* [DATA SHOWN]
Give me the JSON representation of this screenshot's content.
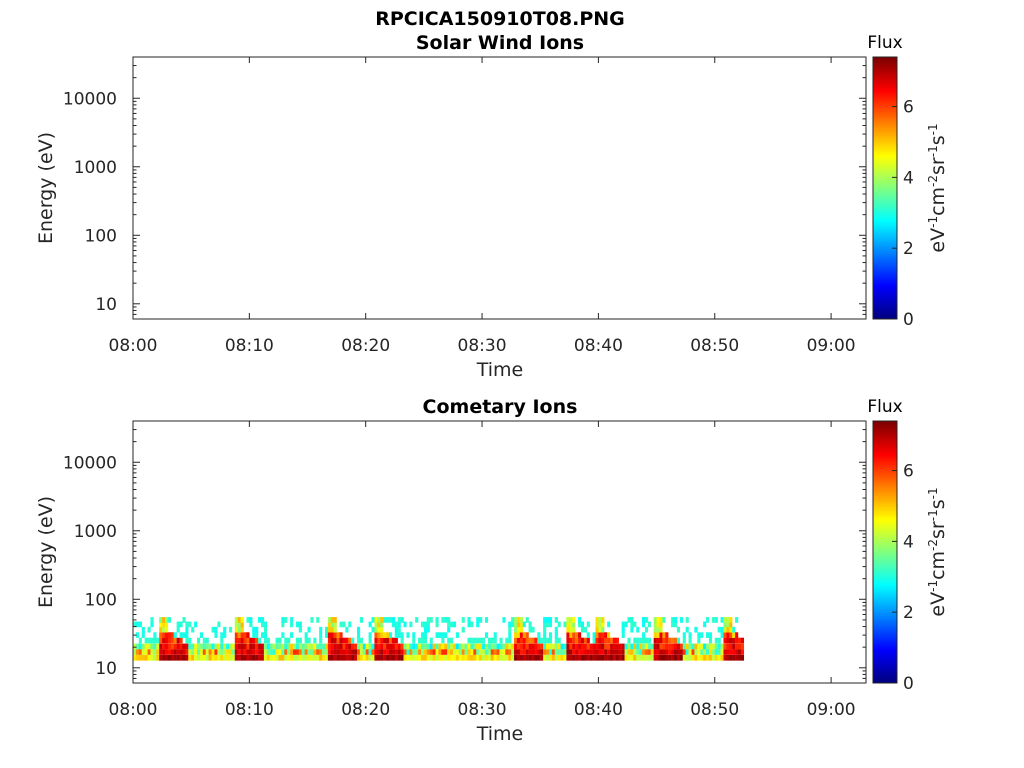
{
  "figure_title": "RPCICA150910T08.PNG",
  "chart_data": [
    {
      "type": "heatmap",
      "title": "Solar Wind Ions",
      "xlabel": "Time",
      "ylabel": "Energy (eV)",
      "x_ticks": [
        "08:00",
        "08:10",
        "08:20",
        "08:30",
        "08:40",
        "08:50",
        "09:00"
      ],
      "y_ticks": [
        "10",
        "100",
        "1000",
        "10000"
      ],
      "xlim": [
        "08:00",
        "09:03"
      ],
      "ylim": [
        6,
        40000
      ],
      "y_scale": "log",
      "colorbar": {
        "title": "Flux",
        "label": "eV-1cm-2sr-1s-1",
        "ticks": [
          "0",
          "2",
          "4",
          "6"
        ],
        "range": [
          0,
          7.4
        ],
        "colormap": "jet"
      },
      "data": []
    },
    {
      "type": "heatmap",
      "title": "Cometary Ions",
      "xlabel": "Time",
      "ylabel": "Energy (eV)",
      "x_ticks": [
        "08:00",
        "08:10",
        "08:20",
        "08:30",
        "08:40",
        "08:50",
        "09:00"
      ],
      "y_ticks": [
        "10",
        "100",
        "1000",
        "10000"
      ],
      "xlim": [
        "08:00",
        "09:03"
      ],
      "ylim": [
        6,
        40000
      ],
      "y_scale": "log",
      "colorbar": {
        "title": "Flux",
        "label": "eV-1cm-2sr-1s-1",
        "ticks": [
          "0",
          "2",
          "4",
          "6"
        ],
        "range": [
          0,
          7.4
        ],
        "colormap": "jet"
      },
      "data_time_range": [
        "08:00",
        "08:52.5"
      ],
      "bursts": [
        {
          "t": "08:02.5",
          "peak_energy": 50
        },
        {
          "t": "08:09",
          "peak_energy": 50
        },
        {
          "t": "08:17",
          "peak_energy": 40
        },
        {
          "t": "08:21",
          "peak_energy": 50
        },
        {
          "t": "08:33",
          "peak_energy": 50
        },
        {
          "t": "08:37.5",
          "peak_energy": 45
        },
        {
          "t": "08:40",
          "peak_energy": 50
        },
        {
          "t": "08:45",
          "peak_energy": 50
        },
        {
          "t": "08:51",
          "peak_energy": 50
        }
      ]
    }
  ]
}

* [GOAL] From the material above, copy everything exactly but the pictures.

* [EXPECTED OUTPUT]
Give me the JSON representation of this screenshot's content.
{
  "figure_title": "RPCICA150910T08.PNG",
  "chart_data": [
    {
      "type": "heatmap",
      "title": "Solar Wind Ions",
      "xlabel": "Time",
      "ylabel": "Energy (eV)",
      "x_ticks": [
        "08:00",
        "08:10",
        "08:20",
        "08:30",
        "08:40",
        "08:50",
        "09:00"
      ],
      "y_ticks": [
        "10",
        "100",
        "1000",
        "10000"
      ],
      "xlim": [
        "08:00",
        "09:03"
      ],
      "ylim": [
        6,
        40000
      ],
      "y_scale": "log",
      "colorbar": {
        "title": "Flux",
        "label": "eV-1cm-2sr-1s-1",
        "ticks": [
          "0",
          "2",
          "4",
          "6"
        ],
        "range": [
          0,
          7.4
        ],
        "colormap": "jet"
      },
      "data": []
    },
    {
      "type": "heatmap",
      "title": "Cometary Ions",
      "xlabel": "Time",
      "ylabel": "Energy (eV)",
      "x_ticks": [
        "08:00",
        "08:10",
        "08:20",
        "08:30",
        "08:40",
        "08:50",
        "09:00"
      ],
      "y_ticks": [
        "10",
        "100",
        "1000",
        "10000"
      ],
      "xlim": [
        "08:00",
        "09:03"
      ],
      "ylim": [
        6,
        40000
      ],
      "y_scale": "log",
      "colorbar": {
        "title": "Flux",
        "label": "eV-1cm-2sr-1s-1",
        "ticks": [
          "0",
          "2",
          "4",
          "6"
        ],
        "range": [
          0,
          7.4
        ],
        "colormap": "jet"
      },
      "data_time_range": [
        "08:00",
        "08:52.5"
      ],
      "bursts": [
        {
          "t": "08:02.5",
          "peak_energy": 50
        },
        {
          "t": "08:09",
          "peak_energy": 50
        },
        {
          "t": "08:17",
          "peak_energy": 40
        },
        {
          "t": "08:21",
          "peak_energy": 50
        },
        {
          "t": "08:33",
          "peak_energy": 50
        },
        {
          "t": "08:37.5",
          "peak_energy": 45
        },
        {
          "t": "08:40",
          "peak_energy": 50
        },
        {
          "t": "08:45",
          "peak_energy": 50
        },
        {
          "t": "08:51",
          "peak_energy": 50
        }
      ]
    }
  ]
}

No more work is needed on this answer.